* begin Extracted material *
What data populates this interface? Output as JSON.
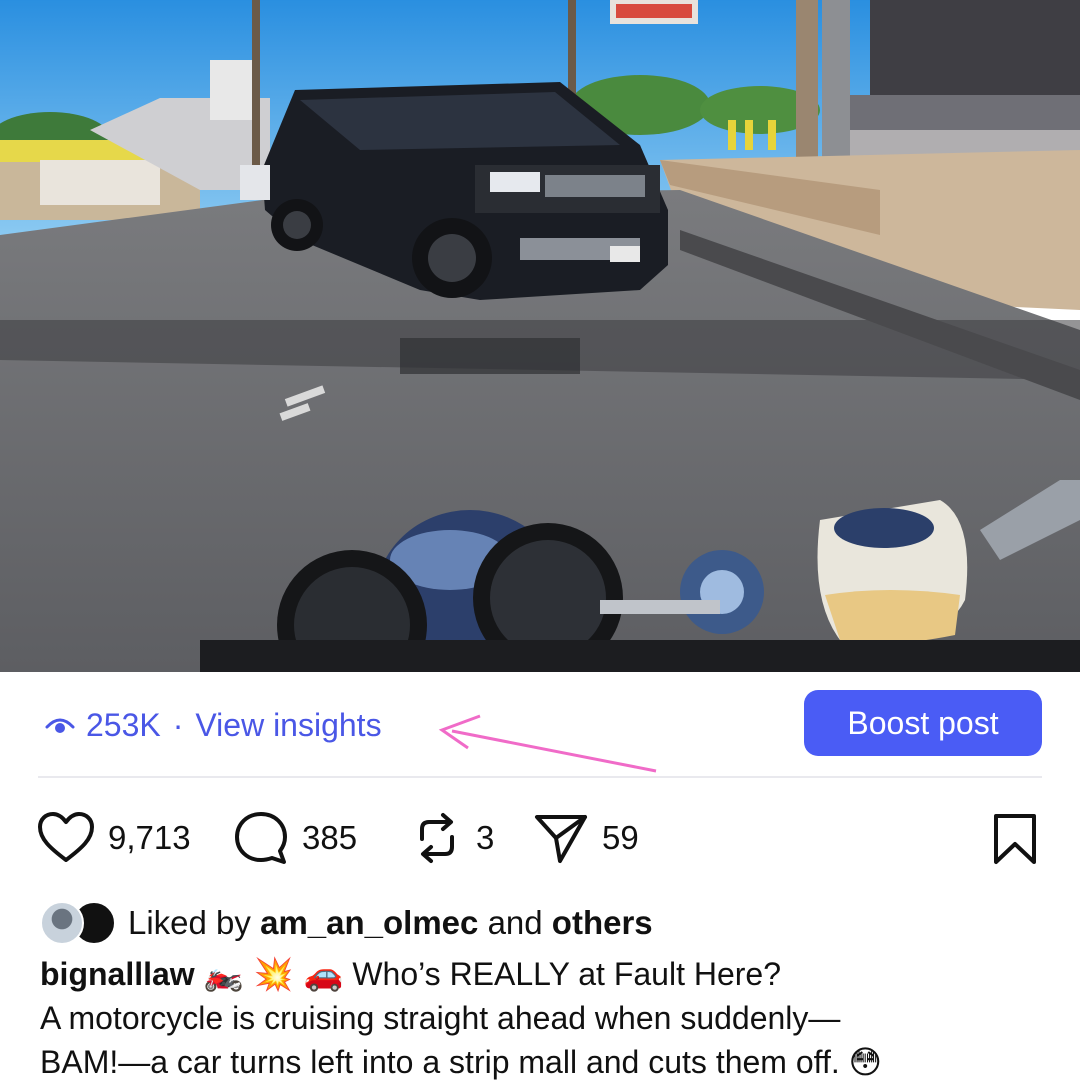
{
  "insights": {
    "views": "253K",
    "separator": "·",
    "link_label": "View insights"
  },
  "boost_button": {
    "label": "Boost post"
  },
  "actions": {
    "likes": "9,713",
    "comments": "385",
    "reposts": "3",
    "shares": "59"
  },
  "liked_by": {
    "prefix": "Liked by",
    "user": "am_an_olmec",
    "conjunction": "and",
    "others": "others"
  },
  "caption": {
    "username": "bignalllaw",
    "emojis": "🏍️ 💥 🚗",
    "headline": "Who’s REALLY at Fault Here?",
    "line2": "A motorcycle is cruising straight ahead when suddenly—",
    "line3": "BAM!—a car turns left into a strip mall and cuts them off.",
    "trailing_emoji": "😳"
  },
  "colors": {
    "accent": "#4a57e6",
    "boost_bg": "#4a5cf5",
    "annotation_arrow": "#f06bc8"
  },
  "icons": [
    "eye-icon",
    "heart-icon",
    "comment-icon",
    "repost-icon",
    "share-icon",
    "bookmark-icon"
  ]
}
* end Extracted material *
Copy the records above exactly, omitting every picture.

What data populates this interface? Output as JSON.
{
  "insights": {
    "views": "253K",
    "separator": "·",
    "link_label": "View insights"
  },
  "boost_button": {
    "label": "Boost post"
  },
  "actions": {
    "likes": "9,713",
    "comments": "385",
    "reposts": "3",
    "shares": "59"
  },
  "liked_by": {
    "prefix": "Liked by",
    "user": "am_an_olmec",
    "conjunction": "and",
    "others": "others"
  },
  "caption": {
    "username": "bignalllaw",
    "emojis": "🏍️ 💥 🚗",
    "headline": "Who’s REALLY at Fault Here?",
    "line2": "A motorcycle is cruising straight ahead when suddenly—",
    "line3": "BAM!—a car turns left into a strip mall and cuts them off.",
    "trailing_emoji": "😳"
  },
  "colors": {
    "accent": "#4a57e6",
    "boost_bg": "#4a5cf5",
    "annotation_arrow": "#f06bc8"
  },
  "icons": [
    "eye-icon",
    "heart-icon",
    "comment-icon",
    "repost-icon",
    "share-icon",
    "bookmark-icon"
  ]
}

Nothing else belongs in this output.